WHAT YOU HAVE TO DO
Restate the whole listing exactly.

## START MATERIAL

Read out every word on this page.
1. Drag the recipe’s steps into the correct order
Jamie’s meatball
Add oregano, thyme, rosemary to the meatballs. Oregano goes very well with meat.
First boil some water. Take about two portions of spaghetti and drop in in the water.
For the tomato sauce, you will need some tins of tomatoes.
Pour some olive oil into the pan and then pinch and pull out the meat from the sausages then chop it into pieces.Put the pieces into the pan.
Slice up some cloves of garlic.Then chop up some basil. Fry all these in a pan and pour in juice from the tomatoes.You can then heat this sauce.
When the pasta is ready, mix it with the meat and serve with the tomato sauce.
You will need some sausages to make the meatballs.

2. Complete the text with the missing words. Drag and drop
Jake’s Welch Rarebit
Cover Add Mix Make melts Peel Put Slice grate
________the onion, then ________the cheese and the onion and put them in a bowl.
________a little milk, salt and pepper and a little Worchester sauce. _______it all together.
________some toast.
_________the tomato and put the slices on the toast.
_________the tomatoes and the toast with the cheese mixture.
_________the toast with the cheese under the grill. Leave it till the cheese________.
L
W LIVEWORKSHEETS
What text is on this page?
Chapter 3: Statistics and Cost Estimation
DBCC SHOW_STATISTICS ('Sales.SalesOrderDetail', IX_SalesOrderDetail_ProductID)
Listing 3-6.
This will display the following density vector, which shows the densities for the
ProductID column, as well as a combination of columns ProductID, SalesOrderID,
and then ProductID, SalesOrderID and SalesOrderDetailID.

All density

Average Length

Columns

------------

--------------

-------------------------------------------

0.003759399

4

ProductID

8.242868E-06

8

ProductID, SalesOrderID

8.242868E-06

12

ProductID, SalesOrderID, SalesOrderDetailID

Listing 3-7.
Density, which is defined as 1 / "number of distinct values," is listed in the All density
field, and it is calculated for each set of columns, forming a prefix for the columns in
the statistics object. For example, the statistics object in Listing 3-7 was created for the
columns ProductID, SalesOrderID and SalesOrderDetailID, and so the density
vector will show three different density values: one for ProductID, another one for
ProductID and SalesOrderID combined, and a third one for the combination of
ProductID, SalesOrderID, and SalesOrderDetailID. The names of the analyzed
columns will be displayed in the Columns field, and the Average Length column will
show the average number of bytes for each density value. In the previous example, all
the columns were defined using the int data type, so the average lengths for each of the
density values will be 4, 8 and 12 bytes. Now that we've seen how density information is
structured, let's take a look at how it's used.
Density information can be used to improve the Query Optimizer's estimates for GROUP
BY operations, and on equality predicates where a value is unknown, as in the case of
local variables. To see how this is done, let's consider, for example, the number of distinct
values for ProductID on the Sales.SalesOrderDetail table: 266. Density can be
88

## END MATERIAL

EXERCISE RESULT
Read out every word on this page.
1. Drag the recipe’s steps into the correct order
Jamie’s meatball
Add oregano, thyme, rosemary to the meatballs. Oregano goes very well with meat.
First boil some water. Take about two portions of spaghetti and drop in in the water.
For the tomato sauce, you will need some tins of tomatoes.
Pour some olive oil into the pan and then pinch and pull out the meat from the sausages then chop it into pieces.Put the pieces into the pan.
Slice up some cloves of garlic.Then chop up some basil. Fry all these in a pan and pour in juice from the tomatoes.You can then heat this sauce.
When the pasta is ready, mix it with the meat and serve with the tomato sauce.
You will need some sausages to make the meatballs.

2. Complete the text with the missing words. Drag and drop
Jake’s Welch Rarebit
Cover Add Mix Make melts Peel Put Slice grate
________the onion, then ________the cheese and the onion and put them in a bowl.
________a little milk, salt and pepper and a little Worchester sauce. _______it all together.
________some toast.
_________the tomato and put the slices on the toast.
_________the tomatoes and the toast with the cheese mixture.
_________the toast with the cheese under the grill. Leave it till the cheese________.
L
W LIVEWORKSHEETS
What text is on this page?
Chapter 3: Statistics and Cost Estimation
DBCC SHOW_STATISTICS ('Sales.SalesOrderDetail', IX_SalesOrderDetail_ProductID)
Listing 3-6.
This will display the following density vector, which shows the densities for the
ProductID column, as well as a combination of columns ProductID, SalesOrderID,
and then ProductID, SalesOrderID and SalesOrderDetailID.

All density

Average Length

Columns

------------

--------------

-------------------------------------------

0.003759399

4

ProductID

8.242868E-06

8

ProductID, SalesOrderID

8.242868E-06

12

ProductID, SalesOrderID, SalesOrderDetailID

Listing 3-7.
Density, which is defined as 1 / "number of distinct values," is listed in the All density
field, and it is calculated for each set of columns, forming a prefix for the columns in
the statistics object. For example, the statistics object in Listing 3-7 was created for the
columns ProductID, SalesOrderID and SalesOrderDetailID, and so the density
vector will show three different density values: one for ProductID, another one for
ProductID and SalesOrderID combined, and a third one for the combination of
ProductID, SalesOrderID, and SalesOrderDetailID. The names of the analyzed
columns will be displayed in the Columns field, and the Average Length column will
show the average number of bytes for each density value. In the previous example, all
the columns were defined using the int data type, so the average lengths for each of the
density values will be 4, 8 and 12 bytes. Now that we've seen how density information is
structured, let's take a look at how it's used.
Density information can be used to improve the Query Optimizer's estimates for GROUP
BY operations, and on equality predicates where a value is unknown, as in the case of
local variables. To see how this is done, let's consider, for example, the number of distinct
values for ProductID on the Sales.SalesOrderDetail table: 266. Density can be
88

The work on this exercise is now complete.